Dataset extract ::
########################################
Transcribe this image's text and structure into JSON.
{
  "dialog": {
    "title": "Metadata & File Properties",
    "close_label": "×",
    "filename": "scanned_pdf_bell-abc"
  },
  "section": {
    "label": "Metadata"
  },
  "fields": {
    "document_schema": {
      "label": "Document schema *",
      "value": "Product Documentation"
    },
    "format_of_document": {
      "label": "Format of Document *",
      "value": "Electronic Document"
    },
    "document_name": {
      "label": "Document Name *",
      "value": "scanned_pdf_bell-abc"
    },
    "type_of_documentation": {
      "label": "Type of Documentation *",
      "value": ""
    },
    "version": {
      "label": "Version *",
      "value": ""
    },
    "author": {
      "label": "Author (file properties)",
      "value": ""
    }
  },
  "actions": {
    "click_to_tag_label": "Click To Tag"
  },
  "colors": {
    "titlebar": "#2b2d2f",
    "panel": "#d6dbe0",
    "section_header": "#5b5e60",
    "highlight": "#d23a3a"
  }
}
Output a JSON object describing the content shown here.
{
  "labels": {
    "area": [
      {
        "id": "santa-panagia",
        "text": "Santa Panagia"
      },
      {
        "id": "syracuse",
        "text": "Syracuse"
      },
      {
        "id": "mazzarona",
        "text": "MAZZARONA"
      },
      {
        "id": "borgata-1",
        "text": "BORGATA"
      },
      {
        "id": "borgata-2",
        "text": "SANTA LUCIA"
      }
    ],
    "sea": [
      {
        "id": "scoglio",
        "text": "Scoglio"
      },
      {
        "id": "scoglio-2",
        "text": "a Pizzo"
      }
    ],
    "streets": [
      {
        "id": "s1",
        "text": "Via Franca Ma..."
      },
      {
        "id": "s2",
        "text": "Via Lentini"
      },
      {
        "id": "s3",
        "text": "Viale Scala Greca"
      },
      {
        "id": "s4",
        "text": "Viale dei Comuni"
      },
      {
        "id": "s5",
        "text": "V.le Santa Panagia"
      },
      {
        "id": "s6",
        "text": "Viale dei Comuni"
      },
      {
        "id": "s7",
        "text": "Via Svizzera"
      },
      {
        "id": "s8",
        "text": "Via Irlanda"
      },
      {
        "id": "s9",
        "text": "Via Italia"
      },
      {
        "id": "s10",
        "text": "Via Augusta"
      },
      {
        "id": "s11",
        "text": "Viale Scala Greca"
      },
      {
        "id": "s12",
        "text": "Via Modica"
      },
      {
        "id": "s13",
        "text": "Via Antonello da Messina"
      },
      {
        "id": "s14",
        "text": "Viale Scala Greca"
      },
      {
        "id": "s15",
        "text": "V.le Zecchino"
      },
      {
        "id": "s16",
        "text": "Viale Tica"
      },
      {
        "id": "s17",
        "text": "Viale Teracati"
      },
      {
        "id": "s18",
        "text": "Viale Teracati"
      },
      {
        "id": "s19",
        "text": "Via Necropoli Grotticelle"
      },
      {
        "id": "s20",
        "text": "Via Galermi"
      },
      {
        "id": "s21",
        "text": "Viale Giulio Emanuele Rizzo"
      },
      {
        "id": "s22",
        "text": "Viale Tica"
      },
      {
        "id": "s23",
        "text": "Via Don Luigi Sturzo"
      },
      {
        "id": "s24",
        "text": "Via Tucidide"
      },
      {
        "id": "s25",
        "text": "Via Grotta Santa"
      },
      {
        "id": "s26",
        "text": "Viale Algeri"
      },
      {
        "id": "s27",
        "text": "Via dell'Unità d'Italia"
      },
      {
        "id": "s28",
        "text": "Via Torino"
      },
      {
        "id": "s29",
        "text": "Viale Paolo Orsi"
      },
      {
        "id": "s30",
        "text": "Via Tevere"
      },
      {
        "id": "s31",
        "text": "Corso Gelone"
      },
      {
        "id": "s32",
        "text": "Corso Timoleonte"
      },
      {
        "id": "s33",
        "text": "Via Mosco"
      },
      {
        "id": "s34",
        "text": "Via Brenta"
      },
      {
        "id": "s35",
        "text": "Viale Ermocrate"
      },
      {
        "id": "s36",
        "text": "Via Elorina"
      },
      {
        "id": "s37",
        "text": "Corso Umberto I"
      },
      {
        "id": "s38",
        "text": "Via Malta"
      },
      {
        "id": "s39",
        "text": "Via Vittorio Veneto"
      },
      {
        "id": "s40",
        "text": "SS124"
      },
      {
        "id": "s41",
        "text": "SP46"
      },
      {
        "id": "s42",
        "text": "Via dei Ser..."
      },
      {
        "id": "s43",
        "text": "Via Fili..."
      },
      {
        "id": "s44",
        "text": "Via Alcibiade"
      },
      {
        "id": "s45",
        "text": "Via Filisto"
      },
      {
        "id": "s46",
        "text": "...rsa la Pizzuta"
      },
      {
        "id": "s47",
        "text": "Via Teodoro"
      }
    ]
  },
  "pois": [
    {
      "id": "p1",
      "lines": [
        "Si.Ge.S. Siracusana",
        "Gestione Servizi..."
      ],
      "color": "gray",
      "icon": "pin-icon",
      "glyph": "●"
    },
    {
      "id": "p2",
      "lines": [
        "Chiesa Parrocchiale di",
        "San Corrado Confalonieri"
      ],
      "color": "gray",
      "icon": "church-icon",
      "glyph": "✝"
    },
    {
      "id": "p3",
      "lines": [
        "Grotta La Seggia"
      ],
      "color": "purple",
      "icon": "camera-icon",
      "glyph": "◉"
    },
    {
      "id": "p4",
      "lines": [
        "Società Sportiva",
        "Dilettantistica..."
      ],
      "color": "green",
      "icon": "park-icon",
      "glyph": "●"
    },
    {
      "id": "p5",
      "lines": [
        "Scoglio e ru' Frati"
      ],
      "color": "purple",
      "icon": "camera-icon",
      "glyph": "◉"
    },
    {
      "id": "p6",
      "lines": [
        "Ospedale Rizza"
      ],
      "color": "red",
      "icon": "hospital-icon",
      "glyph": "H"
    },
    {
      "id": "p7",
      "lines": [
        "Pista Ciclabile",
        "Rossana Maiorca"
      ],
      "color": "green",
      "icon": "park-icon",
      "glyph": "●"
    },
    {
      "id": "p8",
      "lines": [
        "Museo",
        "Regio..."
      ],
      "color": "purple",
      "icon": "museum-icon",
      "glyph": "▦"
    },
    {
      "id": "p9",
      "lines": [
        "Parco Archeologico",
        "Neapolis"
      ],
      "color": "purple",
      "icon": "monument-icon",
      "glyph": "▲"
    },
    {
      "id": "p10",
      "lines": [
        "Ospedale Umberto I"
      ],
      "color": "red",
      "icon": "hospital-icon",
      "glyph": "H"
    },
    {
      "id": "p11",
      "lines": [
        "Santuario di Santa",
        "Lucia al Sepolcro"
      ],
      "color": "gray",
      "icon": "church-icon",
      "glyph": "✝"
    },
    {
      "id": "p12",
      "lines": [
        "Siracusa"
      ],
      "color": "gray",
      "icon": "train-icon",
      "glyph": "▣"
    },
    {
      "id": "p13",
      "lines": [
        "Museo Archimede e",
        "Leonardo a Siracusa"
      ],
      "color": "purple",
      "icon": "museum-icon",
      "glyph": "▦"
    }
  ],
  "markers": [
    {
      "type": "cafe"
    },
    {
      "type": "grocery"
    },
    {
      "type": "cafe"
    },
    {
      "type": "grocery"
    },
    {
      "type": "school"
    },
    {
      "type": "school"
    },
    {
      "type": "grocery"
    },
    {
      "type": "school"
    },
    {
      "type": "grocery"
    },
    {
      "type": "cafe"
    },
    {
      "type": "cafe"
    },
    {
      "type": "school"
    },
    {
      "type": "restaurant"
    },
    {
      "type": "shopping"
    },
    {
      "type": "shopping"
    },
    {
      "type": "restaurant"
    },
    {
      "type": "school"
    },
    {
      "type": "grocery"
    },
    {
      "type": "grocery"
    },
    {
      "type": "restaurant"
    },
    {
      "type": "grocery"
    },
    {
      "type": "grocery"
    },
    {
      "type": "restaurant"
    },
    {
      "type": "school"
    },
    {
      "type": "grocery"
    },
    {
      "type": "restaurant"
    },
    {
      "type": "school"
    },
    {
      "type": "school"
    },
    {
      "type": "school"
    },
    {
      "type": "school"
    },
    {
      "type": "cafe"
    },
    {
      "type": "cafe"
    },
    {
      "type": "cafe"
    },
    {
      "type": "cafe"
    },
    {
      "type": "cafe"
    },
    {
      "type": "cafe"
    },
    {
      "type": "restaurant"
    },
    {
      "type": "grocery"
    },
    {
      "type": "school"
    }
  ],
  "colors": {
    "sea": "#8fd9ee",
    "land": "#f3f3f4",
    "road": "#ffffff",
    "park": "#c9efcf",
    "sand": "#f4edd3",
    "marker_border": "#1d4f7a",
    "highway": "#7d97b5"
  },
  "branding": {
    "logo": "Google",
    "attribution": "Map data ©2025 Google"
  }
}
########################################
Task directions ::
Using the entries above, return each line in which the word "Umberto" occurs.

Task result ::
        "text": "Corso Umberto I"
        "Ospedale Umberto I"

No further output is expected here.